Chart and figure data
◆ ◆ ◆ ◆

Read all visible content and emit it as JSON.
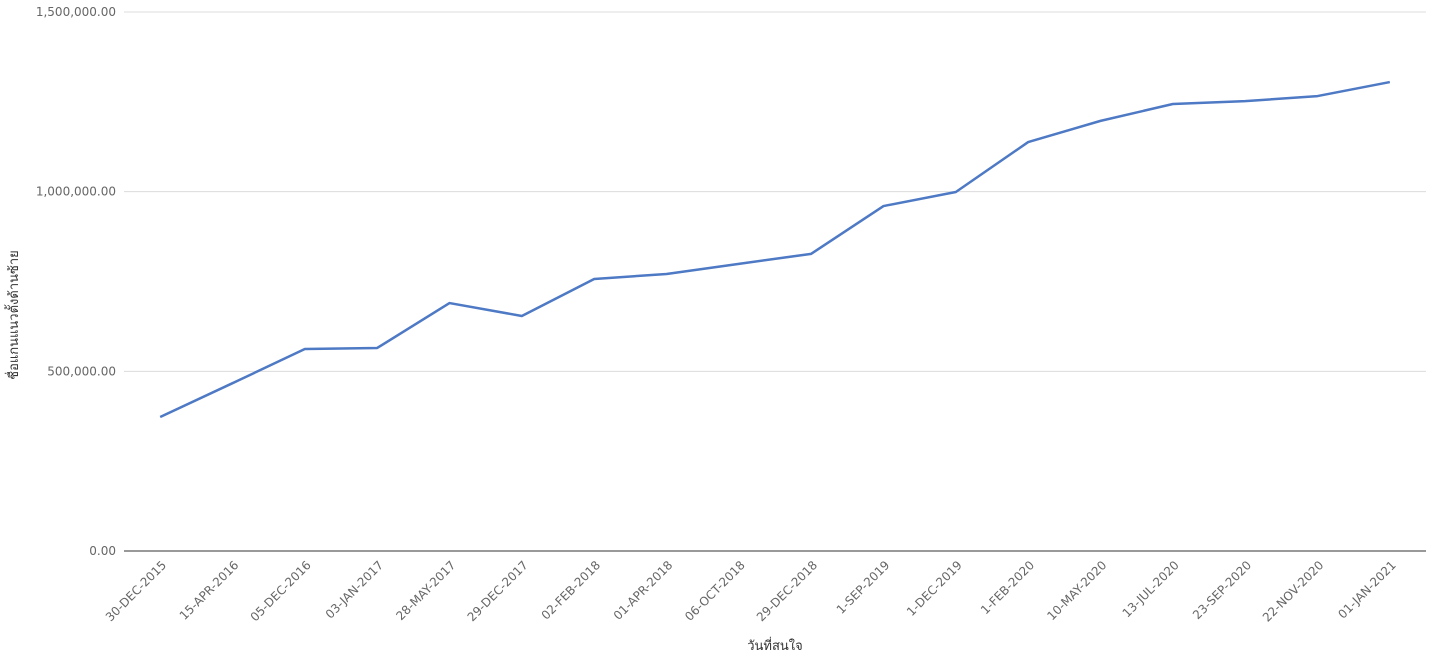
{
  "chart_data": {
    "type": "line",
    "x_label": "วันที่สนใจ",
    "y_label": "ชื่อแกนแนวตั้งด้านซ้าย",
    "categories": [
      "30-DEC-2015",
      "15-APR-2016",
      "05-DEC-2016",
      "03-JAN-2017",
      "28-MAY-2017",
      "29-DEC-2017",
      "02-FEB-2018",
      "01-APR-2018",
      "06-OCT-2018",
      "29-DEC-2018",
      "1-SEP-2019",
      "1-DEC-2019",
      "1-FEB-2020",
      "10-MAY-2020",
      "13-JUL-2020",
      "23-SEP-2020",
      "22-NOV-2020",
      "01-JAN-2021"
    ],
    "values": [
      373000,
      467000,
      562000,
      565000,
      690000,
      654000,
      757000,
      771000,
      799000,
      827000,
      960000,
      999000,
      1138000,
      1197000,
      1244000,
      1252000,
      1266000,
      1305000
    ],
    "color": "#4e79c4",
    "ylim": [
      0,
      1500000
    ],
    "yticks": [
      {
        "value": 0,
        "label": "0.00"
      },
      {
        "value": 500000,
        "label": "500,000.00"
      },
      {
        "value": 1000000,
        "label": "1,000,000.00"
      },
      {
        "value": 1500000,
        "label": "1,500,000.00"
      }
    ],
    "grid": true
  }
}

◆ ◆ ◆ ◆

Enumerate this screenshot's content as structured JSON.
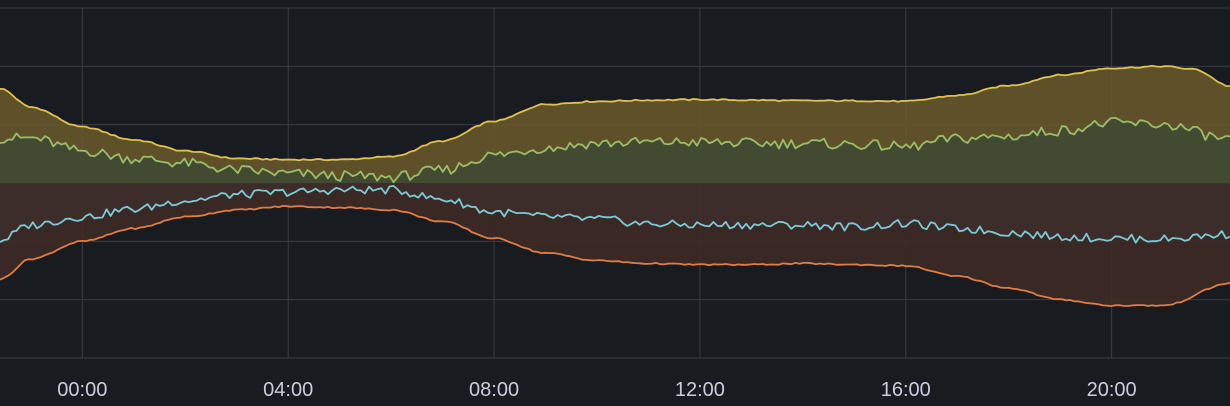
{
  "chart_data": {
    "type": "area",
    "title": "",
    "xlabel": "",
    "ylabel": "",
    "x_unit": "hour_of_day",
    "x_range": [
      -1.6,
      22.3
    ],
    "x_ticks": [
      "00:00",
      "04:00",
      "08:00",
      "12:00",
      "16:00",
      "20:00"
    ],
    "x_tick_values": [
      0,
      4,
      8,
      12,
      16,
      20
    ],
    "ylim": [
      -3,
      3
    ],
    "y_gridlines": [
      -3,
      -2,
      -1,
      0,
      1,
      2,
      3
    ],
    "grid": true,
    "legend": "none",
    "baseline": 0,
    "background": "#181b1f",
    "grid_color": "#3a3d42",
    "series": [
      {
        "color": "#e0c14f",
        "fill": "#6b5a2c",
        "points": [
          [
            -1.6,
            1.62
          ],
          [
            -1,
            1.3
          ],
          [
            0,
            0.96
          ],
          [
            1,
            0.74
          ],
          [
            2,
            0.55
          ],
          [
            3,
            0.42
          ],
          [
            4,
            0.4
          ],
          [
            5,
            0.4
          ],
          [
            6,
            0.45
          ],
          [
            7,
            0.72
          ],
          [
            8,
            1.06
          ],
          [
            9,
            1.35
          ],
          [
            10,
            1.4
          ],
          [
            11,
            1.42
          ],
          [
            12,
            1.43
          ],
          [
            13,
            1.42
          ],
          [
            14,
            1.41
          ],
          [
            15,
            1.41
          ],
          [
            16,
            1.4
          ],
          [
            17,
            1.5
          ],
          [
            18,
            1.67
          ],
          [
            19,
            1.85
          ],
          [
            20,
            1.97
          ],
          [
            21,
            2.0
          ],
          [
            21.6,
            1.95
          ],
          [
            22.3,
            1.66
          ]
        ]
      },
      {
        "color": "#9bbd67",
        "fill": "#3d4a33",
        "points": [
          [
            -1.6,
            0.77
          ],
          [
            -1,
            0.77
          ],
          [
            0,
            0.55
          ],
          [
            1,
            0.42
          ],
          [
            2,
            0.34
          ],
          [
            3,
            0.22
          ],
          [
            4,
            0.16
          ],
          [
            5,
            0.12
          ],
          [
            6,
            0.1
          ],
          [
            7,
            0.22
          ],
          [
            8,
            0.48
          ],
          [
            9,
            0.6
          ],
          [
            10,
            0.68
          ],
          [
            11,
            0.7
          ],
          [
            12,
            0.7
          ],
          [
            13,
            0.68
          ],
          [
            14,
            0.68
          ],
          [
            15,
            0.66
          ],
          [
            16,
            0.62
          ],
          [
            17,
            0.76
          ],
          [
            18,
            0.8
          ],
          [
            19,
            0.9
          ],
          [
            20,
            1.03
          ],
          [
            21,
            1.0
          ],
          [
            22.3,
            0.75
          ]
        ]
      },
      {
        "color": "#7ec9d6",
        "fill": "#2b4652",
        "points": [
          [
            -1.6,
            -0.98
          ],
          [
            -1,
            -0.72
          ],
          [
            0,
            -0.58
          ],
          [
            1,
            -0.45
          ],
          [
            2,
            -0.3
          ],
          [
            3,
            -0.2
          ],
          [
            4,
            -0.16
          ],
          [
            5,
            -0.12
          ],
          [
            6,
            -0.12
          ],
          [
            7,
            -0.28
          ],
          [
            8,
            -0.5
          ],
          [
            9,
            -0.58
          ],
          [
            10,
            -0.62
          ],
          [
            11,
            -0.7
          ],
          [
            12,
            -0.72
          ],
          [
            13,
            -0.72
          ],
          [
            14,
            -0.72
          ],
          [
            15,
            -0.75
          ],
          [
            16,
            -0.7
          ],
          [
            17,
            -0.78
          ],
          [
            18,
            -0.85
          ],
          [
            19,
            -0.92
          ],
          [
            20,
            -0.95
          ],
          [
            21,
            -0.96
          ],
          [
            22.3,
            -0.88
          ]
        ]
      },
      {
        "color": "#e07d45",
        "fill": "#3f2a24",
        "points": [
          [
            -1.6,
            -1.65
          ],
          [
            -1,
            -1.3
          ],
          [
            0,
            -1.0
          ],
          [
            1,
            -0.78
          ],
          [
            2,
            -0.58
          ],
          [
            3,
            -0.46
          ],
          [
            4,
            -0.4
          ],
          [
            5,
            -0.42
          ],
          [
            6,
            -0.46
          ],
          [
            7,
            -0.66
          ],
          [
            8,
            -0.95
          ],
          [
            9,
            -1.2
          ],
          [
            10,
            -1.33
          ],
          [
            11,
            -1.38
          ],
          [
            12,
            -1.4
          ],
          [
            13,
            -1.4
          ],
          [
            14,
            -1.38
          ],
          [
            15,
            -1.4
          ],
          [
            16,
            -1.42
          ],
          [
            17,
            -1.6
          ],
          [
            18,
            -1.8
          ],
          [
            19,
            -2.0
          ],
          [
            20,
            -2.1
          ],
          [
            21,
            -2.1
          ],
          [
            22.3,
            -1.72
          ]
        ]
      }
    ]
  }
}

◆ ◆ ◆ ◆

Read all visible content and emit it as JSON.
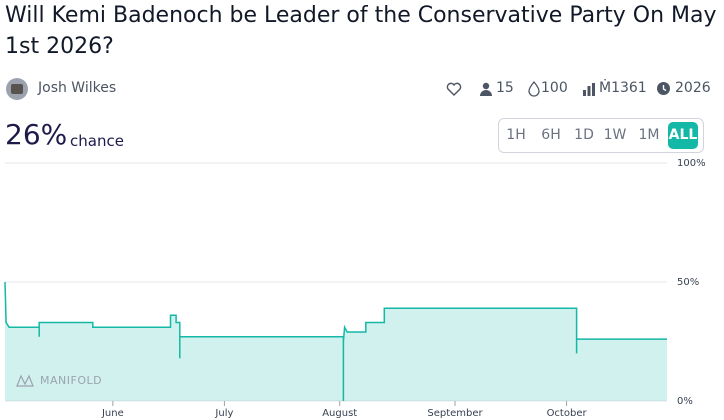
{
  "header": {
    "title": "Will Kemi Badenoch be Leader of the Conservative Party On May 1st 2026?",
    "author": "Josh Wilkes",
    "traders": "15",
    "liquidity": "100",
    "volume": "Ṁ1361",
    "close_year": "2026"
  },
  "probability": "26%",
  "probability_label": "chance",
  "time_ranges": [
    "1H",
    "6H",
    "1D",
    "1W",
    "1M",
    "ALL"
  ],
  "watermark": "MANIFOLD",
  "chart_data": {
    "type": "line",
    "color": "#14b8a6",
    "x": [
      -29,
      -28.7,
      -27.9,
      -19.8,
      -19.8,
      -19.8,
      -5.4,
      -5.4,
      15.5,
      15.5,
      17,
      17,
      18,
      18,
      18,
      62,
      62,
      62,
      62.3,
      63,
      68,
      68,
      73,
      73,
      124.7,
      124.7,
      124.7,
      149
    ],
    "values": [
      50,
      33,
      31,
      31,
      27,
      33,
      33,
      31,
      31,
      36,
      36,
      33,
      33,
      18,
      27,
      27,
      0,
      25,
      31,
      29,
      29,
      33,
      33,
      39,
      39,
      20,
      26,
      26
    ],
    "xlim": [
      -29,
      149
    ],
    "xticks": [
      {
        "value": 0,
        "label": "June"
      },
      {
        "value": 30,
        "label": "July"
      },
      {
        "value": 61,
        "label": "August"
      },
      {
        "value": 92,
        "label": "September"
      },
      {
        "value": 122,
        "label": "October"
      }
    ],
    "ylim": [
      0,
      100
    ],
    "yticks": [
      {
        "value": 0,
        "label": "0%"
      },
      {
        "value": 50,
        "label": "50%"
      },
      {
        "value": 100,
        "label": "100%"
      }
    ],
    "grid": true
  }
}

◆ ◆ ◆ ◆

[To be done] Show the lines of the records that include the string "title".

[Task response]
    "title": "",
    "title": "Will Kemi Badenoch be Leader of the Conservative Party On May 1st 2026?",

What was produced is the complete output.